>> Begin Supplied records
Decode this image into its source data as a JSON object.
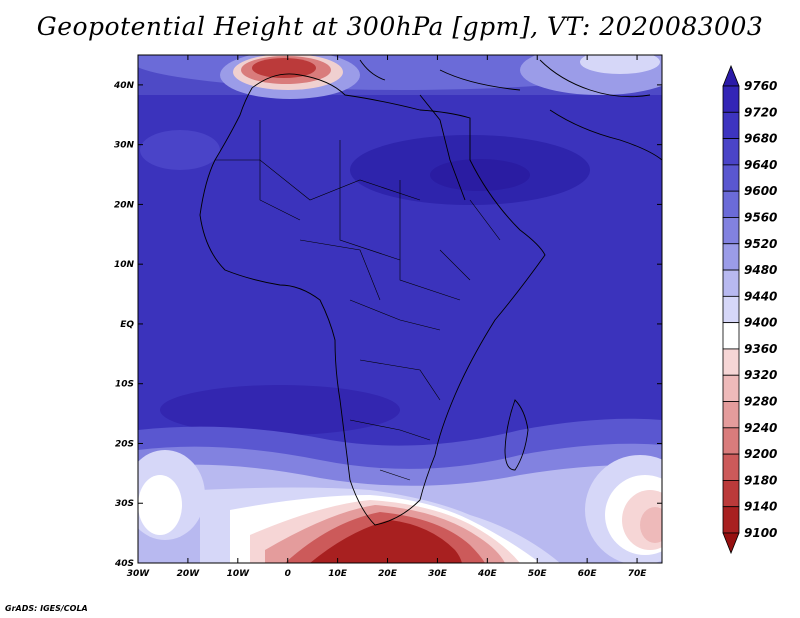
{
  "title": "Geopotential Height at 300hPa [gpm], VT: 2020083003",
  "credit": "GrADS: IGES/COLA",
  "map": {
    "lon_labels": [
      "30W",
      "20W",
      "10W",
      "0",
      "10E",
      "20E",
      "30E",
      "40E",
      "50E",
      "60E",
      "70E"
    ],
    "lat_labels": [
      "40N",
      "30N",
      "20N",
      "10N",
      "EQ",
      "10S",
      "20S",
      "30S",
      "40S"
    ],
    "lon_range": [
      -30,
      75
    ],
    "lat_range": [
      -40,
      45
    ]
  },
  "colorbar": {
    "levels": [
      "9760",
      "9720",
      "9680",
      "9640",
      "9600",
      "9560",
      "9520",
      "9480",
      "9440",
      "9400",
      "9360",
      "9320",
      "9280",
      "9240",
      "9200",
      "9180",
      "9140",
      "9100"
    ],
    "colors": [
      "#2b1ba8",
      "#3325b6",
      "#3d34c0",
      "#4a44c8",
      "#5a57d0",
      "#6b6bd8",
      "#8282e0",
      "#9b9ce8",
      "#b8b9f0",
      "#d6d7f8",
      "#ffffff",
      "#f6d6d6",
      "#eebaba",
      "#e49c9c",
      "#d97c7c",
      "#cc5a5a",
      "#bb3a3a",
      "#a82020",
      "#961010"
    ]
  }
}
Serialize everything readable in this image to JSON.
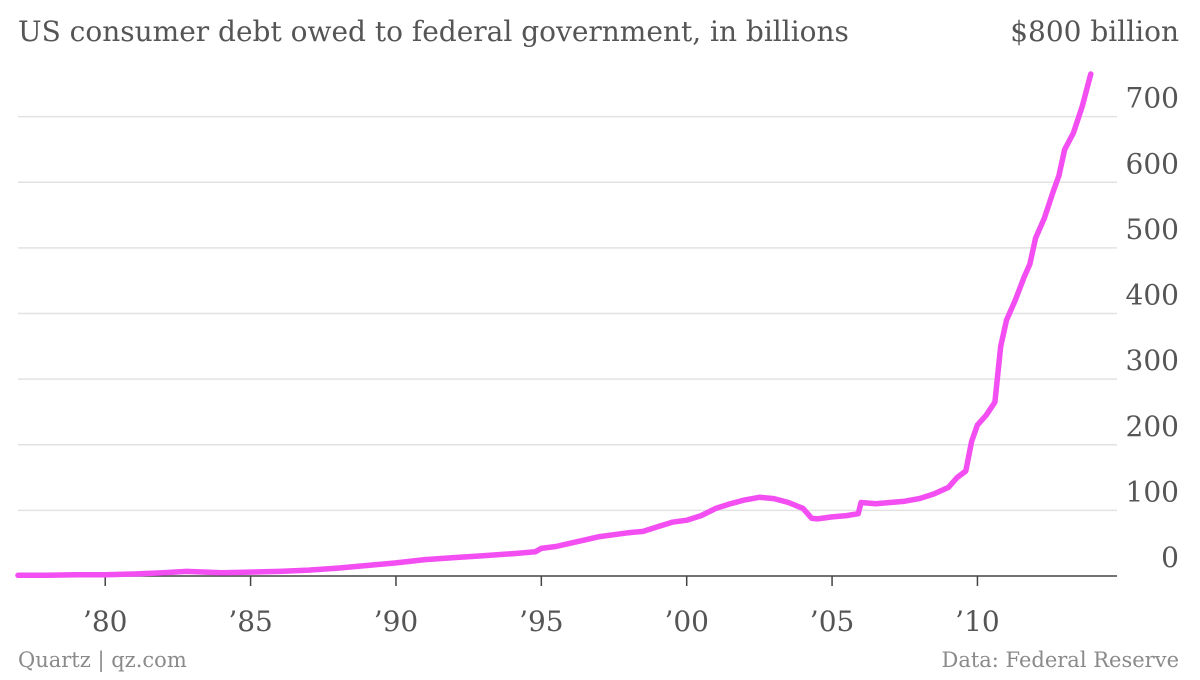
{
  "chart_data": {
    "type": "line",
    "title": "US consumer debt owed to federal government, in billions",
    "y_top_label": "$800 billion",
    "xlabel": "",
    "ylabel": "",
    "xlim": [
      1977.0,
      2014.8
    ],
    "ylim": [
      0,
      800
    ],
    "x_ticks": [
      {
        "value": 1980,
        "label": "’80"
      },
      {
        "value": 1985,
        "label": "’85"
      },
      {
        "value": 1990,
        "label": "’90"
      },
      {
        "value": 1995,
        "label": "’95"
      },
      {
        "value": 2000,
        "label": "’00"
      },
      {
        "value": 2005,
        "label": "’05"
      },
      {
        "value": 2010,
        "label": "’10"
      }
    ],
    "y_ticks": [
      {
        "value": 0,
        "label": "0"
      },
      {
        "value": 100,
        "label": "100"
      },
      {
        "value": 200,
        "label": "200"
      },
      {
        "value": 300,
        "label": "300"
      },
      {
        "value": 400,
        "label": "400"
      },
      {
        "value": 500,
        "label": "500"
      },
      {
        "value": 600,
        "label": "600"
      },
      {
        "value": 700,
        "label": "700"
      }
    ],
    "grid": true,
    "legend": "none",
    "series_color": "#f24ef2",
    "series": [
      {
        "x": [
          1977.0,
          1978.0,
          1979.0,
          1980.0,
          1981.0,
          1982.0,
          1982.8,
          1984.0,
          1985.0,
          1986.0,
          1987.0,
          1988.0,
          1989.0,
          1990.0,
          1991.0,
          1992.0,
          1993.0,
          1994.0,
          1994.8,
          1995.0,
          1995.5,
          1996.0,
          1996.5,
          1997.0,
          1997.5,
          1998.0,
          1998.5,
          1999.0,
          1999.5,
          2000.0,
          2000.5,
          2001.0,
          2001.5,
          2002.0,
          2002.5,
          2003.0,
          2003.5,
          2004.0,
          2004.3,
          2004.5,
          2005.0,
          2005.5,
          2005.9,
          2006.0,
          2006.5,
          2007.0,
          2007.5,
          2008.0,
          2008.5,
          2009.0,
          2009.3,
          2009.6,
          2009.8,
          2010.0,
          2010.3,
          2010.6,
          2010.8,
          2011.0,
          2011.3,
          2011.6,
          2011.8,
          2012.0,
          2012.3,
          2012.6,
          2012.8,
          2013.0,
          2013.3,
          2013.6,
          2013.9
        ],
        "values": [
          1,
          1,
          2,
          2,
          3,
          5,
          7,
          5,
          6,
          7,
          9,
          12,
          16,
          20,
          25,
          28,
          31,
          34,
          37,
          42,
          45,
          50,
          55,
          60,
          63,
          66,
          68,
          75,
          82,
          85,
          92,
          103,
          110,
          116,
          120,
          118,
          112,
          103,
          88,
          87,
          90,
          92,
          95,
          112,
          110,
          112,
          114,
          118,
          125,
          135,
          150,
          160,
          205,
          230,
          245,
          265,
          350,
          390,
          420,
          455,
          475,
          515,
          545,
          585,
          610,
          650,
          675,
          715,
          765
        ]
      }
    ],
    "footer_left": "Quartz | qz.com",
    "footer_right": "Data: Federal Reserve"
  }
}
>> End Supplied records
>> Begin Supplied records
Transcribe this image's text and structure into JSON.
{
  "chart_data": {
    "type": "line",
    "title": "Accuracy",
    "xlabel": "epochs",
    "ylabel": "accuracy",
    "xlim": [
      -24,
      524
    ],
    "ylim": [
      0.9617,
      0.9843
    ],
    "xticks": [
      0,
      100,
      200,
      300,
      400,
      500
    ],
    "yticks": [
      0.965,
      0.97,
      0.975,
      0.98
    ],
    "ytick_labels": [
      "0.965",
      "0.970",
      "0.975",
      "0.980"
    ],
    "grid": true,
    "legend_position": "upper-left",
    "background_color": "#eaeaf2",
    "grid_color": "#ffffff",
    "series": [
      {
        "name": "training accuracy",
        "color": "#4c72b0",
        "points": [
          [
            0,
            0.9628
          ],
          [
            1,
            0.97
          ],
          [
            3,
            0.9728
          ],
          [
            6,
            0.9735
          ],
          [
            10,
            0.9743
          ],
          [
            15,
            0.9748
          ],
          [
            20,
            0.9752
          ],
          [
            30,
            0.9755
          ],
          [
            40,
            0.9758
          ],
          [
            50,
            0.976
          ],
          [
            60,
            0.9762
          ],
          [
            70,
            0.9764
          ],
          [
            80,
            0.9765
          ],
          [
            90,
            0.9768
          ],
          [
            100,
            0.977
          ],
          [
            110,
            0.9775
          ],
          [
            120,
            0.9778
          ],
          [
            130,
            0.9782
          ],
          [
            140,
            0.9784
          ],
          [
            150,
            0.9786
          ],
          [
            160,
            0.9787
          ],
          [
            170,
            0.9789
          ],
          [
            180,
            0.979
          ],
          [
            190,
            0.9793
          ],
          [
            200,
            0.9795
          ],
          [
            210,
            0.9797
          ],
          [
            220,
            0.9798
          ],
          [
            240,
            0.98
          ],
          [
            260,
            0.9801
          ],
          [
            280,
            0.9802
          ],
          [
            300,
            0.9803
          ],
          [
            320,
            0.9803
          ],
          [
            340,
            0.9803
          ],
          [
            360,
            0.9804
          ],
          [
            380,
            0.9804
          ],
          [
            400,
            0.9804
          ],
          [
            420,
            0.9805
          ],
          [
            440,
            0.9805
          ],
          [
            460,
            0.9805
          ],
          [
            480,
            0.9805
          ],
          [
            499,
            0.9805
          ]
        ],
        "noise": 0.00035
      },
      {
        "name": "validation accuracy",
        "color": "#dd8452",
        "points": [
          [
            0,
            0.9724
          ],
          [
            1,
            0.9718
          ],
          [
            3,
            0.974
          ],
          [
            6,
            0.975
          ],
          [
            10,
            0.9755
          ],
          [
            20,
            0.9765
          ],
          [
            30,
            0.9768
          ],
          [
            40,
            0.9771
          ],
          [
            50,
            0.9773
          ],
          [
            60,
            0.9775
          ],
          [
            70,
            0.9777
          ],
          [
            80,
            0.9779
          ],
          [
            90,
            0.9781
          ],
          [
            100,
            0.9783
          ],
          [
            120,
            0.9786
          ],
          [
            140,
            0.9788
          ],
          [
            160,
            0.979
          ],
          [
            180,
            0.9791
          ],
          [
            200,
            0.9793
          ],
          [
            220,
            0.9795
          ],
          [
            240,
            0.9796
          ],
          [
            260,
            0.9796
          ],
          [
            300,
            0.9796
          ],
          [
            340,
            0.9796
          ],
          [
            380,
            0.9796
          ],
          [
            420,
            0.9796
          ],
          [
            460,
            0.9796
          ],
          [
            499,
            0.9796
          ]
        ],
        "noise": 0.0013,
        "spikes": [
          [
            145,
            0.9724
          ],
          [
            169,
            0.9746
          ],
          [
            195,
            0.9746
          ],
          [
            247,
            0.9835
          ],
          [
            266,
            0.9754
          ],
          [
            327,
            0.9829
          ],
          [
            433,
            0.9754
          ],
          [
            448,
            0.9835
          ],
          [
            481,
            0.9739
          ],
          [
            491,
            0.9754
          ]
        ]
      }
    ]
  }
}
>> End Supplied records
>> Begin Supplied records
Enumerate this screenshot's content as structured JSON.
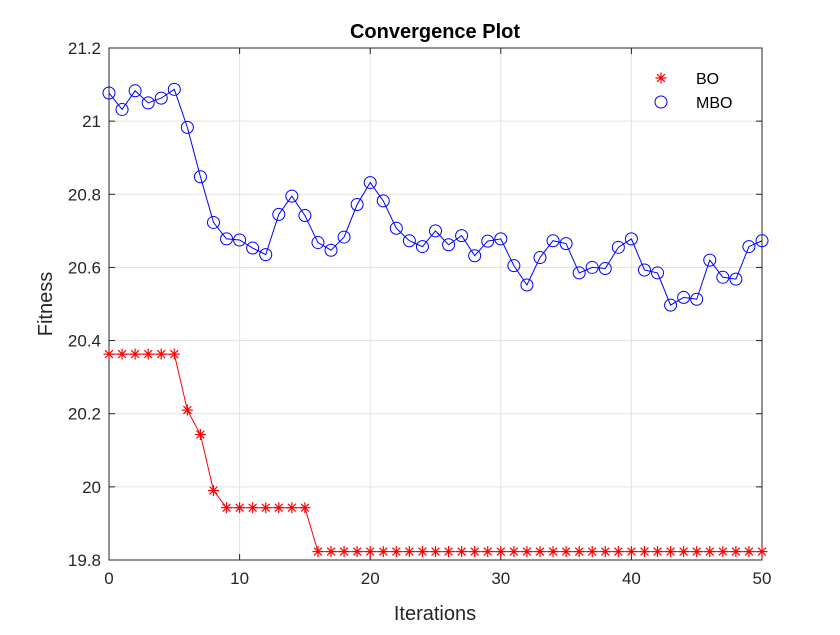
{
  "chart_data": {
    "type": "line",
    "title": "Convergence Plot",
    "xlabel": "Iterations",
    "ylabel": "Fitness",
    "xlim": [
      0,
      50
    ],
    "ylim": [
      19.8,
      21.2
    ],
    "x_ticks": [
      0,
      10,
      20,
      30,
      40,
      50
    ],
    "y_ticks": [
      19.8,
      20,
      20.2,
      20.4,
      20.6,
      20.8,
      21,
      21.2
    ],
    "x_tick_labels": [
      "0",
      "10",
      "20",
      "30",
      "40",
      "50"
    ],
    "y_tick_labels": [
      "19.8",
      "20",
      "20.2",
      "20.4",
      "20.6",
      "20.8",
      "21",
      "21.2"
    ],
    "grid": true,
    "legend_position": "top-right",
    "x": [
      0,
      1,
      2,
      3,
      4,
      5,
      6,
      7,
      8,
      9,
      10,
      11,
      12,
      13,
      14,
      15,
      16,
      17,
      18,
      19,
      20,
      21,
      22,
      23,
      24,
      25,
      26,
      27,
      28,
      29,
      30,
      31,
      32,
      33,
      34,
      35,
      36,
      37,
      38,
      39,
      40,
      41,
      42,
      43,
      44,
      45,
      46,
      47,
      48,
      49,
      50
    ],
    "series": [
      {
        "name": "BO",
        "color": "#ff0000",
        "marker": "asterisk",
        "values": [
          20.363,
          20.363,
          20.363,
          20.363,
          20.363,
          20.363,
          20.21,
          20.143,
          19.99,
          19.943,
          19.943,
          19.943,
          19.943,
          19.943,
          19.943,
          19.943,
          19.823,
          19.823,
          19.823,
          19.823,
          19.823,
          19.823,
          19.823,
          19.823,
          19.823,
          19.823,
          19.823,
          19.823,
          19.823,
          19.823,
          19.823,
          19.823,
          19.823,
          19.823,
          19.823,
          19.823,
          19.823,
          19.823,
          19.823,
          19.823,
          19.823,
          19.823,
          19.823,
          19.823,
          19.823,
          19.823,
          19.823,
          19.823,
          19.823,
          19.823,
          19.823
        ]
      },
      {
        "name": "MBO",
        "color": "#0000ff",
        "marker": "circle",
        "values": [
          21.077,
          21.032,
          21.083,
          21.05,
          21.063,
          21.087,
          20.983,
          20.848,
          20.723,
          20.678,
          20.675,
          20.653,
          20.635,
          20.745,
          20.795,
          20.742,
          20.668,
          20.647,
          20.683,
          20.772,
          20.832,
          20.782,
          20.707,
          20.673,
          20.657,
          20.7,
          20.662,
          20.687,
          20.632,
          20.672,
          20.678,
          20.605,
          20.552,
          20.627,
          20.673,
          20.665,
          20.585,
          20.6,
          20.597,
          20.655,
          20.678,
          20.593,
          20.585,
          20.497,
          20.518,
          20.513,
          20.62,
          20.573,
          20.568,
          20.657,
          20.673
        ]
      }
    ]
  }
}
>> End Supplied records
Gather every line containing the word "image" and copy it.

Decode this image into its source data as a JSON object.
Serialize everything readable in this image to JSON.
Transcribe this image's text and structure into JSON.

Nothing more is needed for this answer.